───── Input ─────

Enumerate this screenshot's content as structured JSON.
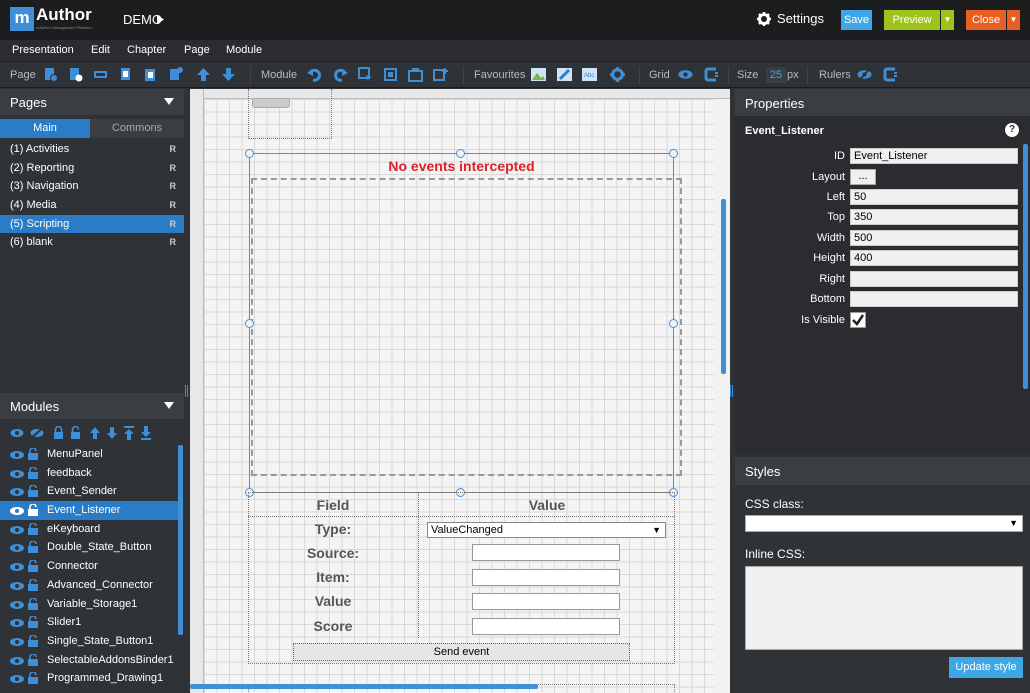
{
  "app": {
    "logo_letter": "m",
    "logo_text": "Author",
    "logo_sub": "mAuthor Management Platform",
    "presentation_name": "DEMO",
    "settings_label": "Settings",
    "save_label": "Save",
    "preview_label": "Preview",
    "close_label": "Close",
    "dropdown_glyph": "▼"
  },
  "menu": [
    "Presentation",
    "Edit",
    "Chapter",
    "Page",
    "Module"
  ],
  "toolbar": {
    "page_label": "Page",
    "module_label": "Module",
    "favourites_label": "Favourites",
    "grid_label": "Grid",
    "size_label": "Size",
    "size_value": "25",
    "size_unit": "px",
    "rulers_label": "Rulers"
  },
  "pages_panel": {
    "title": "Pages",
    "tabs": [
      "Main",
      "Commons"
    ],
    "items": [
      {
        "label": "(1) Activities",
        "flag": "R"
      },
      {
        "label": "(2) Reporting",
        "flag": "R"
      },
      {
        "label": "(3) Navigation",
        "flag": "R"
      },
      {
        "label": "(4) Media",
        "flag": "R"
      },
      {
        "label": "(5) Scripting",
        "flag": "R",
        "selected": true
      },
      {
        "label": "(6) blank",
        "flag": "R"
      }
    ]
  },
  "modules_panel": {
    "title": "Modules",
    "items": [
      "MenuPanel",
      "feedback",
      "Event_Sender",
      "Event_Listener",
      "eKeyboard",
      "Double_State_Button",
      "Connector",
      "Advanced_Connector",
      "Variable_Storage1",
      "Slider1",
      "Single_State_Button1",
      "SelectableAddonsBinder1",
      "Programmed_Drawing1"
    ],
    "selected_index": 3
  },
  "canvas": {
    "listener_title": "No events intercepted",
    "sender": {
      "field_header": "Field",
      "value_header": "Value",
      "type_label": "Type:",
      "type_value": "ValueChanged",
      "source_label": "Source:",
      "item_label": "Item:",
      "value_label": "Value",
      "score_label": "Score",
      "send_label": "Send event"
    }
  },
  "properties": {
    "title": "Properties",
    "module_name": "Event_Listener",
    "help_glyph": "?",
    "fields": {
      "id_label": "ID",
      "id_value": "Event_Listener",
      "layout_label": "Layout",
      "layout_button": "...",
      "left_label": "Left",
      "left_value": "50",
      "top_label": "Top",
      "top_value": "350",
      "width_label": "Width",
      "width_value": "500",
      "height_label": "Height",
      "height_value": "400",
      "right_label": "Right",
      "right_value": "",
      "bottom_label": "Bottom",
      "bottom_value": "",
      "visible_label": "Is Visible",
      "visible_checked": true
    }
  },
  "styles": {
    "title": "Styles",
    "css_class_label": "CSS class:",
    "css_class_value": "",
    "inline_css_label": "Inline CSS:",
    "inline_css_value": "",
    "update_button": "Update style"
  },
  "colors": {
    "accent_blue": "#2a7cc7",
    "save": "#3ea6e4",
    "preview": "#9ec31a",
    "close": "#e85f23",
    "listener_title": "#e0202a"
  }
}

─────

## What to work on:
Copy every record above exactly, leaving out any pictures.

## Reply:
Enumerate this screenshot's content as structured JSON.
{
  "app": {
    "logo_letter": "m",
    "logo_text": "Author",
    "logo_sub": "mAuthor Management Platform",
    "presentation_name": "DEMO",
    "settings_label": "Settings",
    "save_label": "Save",
    "preview_label": "Preview",
    "close_label": "Close",
    "dropdown_glyph": "▼"
  },
  "menu": [
    "Presentation",
    "Edit",
    "Chapter",
    "Page",
    "Module"
  ],
  "toolbar": {
    "page_label": "Page",
    "module_label": "Module",
    "favourites_label": "Favourites",
    "grid_label": "Grid",
    "size_label": "Size",
    "size_value": "25",
    "size_unit": "px",
    "rulers_label": "Rulers"
  },
  "pages_panel": {
    "title": "Pages",
    "tabs": [
      "Main",
      "Commons"
    ],
    "items": [
      {
        "label": "(1) Activities",
        "flag": "R"
      },
      {
        "label": "(2) Reporting",
        "flag": "R"
      },
      {
        "label": "(3) Navigation",
        "flag": "R"
      },
      {
        "label": "(4) Media",
        "flag": "R"
      },
      {
        "label": "(5) Scripting",
        "flag": "R",
        "selected": true
      },
      {
        "label": "(6) blank",
        "flag": "R"
      }
    ]
  },
  "modules_panel": {
    "title": "Modules",
    "items": [
      "MenuPanel",
      "feedback",
      "Event_Sender",
      "Event_Listener",
      "eKeyboard",
      "Double_State_Button",
      "Connector",
      "Advanced_Connector",
      "Variable_Storage1",
      "Slider1",
      "Single_State_Button1",
      "SelectableAddonsBinder1",
      "Programmed_Drawing1"
    ],
    "selected_index": 3
  },
  "canvas": {
    "listener_title": "No events intercepted",
    "sender": {
      "field_header": "Field",
      "value_header": "Value",
      "type_label": "Type:",
      "type_value": "ValueChanged",
      "source_label": "Source:",
      "item_label": "Item:",
      "value_label": "Value",
      "score_label": "Score",
      "send_label": "Send event"
    }
  },
  "properties": {
    "title": "Properties",
    "module_name": "Event_Listener",
    "help_glyph": "?",
    "fields": {
      "id_label": "ID",
      "id_value": "Event_Listener",
      "layout_label": "Layout",
      "layout_button": "...",
      "left_label": "Left",
      "left_value": "50",
      "top_label": "Top",
      "top_value": "350",
      "width_label": "Width",
      "width_value": "500",
      "height_label": "Height",
      "height_value": "400",
      "right_label": "Right",
      "right_value": "",
      "bottom_label": "Bottom",
      "bottom_value": "",
      "visible_label": "Is Visible",
      "visible_checked": true
    }
  },
  "styles": {
    "title": "Styles",
    "css_class_label": "CSS class:",
    "css_class_value": "",
    "inline_css_label": "Inline CSS:",
    "inline_css_value": "",
    "update_button": "Update style"
  },
  "colors": {
    "accent_blue": "#2a7cc7",
    "save": "#3ea6e4",
    "preview": "#9ec31a",
    "close": "#e85f23",
    "listener_title": "#e0202a"
  }
}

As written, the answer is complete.